▶ [Aim]: Reproduce every line of the listing as written, apart from the pictures.

··· Records for this exercise

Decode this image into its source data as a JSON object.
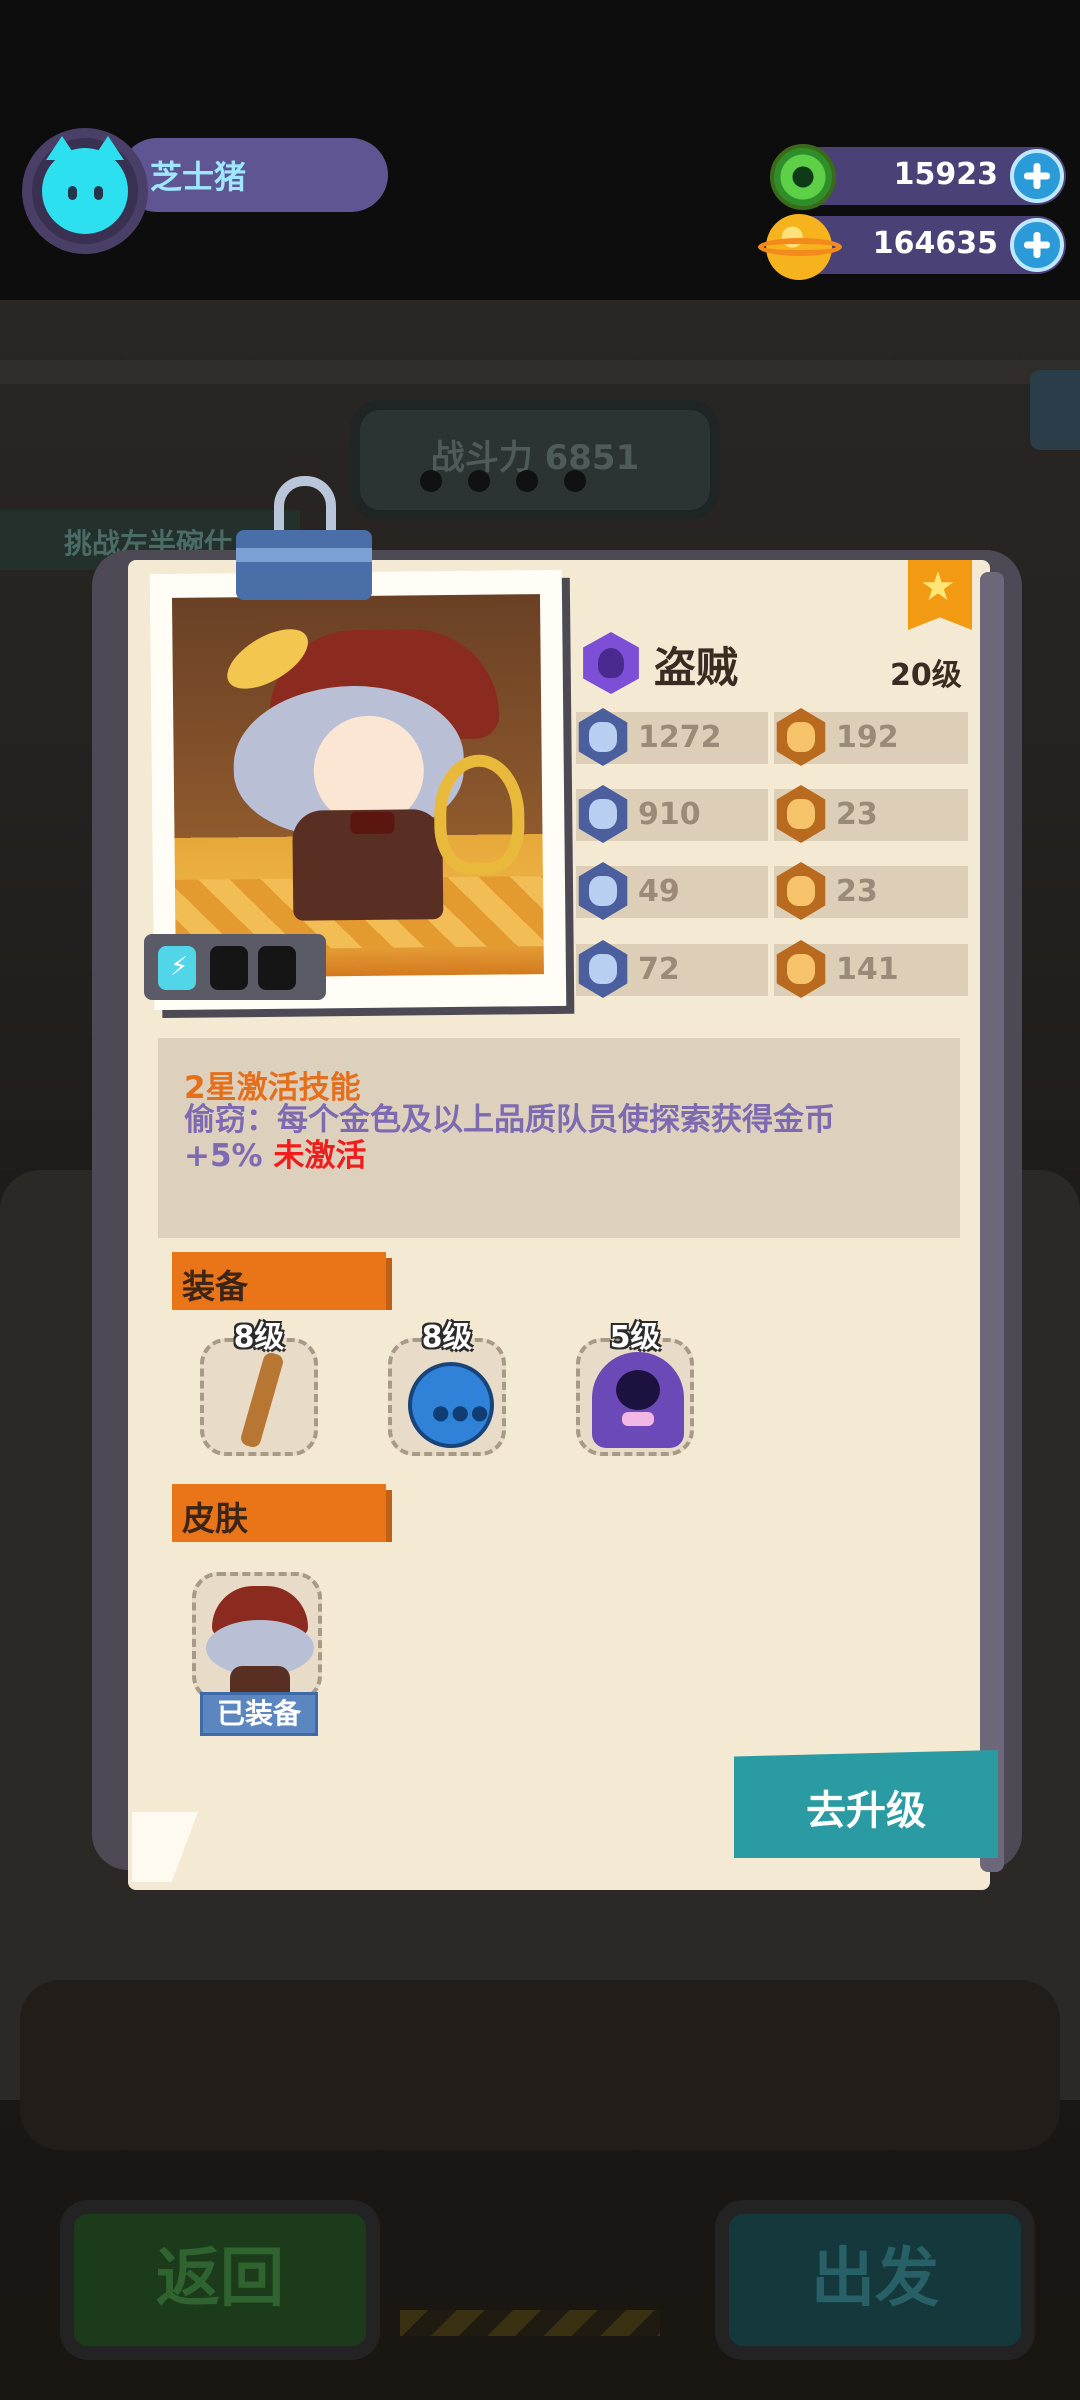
{
  "player": {
    "name": "芝士猪"
  },
  "currencies": [
    {
      "name": "gems",
      "value": "15923",
      "icon": "green-gem-icon"
    },
    {
      "name": "gold",
      "value": "164635",
      "icon": "planet-coin-icon"
    }
  ],
  "background": {
    "power_label": "战斗力 6851",
    "challenge_label": "挑战左半碗仕",
    "back_label": "返回",
    "go_label": "出发"
  },
  "hero": {
    "class": "盗贼",
    "level": "20级",
    "stats": {
      "hp": "1272",
      "attack": "192",
      "speed": "910",
      "luck": "23",
      "defense": "49",
      "strength": "23",
      "anchor": "72",
      "intelligence": "141"
    },
    "skill": {
      "title": "2星激活技能",
      "description": "偷窃：每个金色及以上品质队员使探索获得金币 +5% ",
      "state": "未激活"
    },
    "equipment_label": "装备",
    "equipment": [
      {
        "level": "8级",
        "icon": "flute-icon"
      },
      {
        "level": "8级",
        "icon": "blue-potion-icon"
      },
      {
        "level": "5级",
        "icon": "purple-cloak-icon"
      }
    ],
    "skin_label": "皮肤",
    "skin_status": "已装备",
    "upgrade_label": "去升级"
  },
  "colors": {
    "accent_orange": "#ea7418",
    "upgrade_teal": "#2a9aa3",
    "inactive_red": "#f01d1d",
    "skill_purple": "#7e6ab0"
  }
}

······

▶ [Exercise result]:
Decode this image into its source data as a JSON object.
{
  "player": {
    "name": "芝士猪"
  },
  "currencies": [
    {
      "name": "gems",
      "value": "15923",
      "icon": "green-gem-icon"
    },
    {
      "name": "gold",
      "value": "164635",
      "icon": "planet-coin-icon"
    }
  ],
  "background": {
    "power_label": "战斗力 6851",
    "challenge_label": "挑战左半碗仕",
    "back_label": "返回",
    "go_label": "出发"
  },
  "hero": {
    "class": "盗贼",
    "level": "20级",
    "stats": {
      "hp": "1272",
      "attack": "192",
      "speed": "910",
      "luck": "23",
      "defense": "49",
      "strength": "23",
      "anchor": "72",
      "intelligence": "141"
    },
    "skill": {
      "title": "2星激活技能",
      "description": "偷窃：每个金色及以上品质队员使探索获得金币 +5% ",
      "state": "未激活"
    },
    "equipment_label": "装备",
    "equipment": [
      {
        "level": "8级",
        "icon": "flute-icon"
      },
      {
        "level": "8级",
        "icon": "blue-potion-icon"
      },
      {
        "level": "5级",
        "icon": "purple-cloak-icon"
      }
    ],
    "skin_label": "皮肤",
    "skin_status": "已装备",
    "upgrade_label": "去升级"
  },
  "colors": {
    "accent_orange": "#ea7418",
    "upgrade_teal": "#2a9aa3",
    "inactive_red": "#f01d1d",
    "skill_purple": "#7e6ab0"
  }
}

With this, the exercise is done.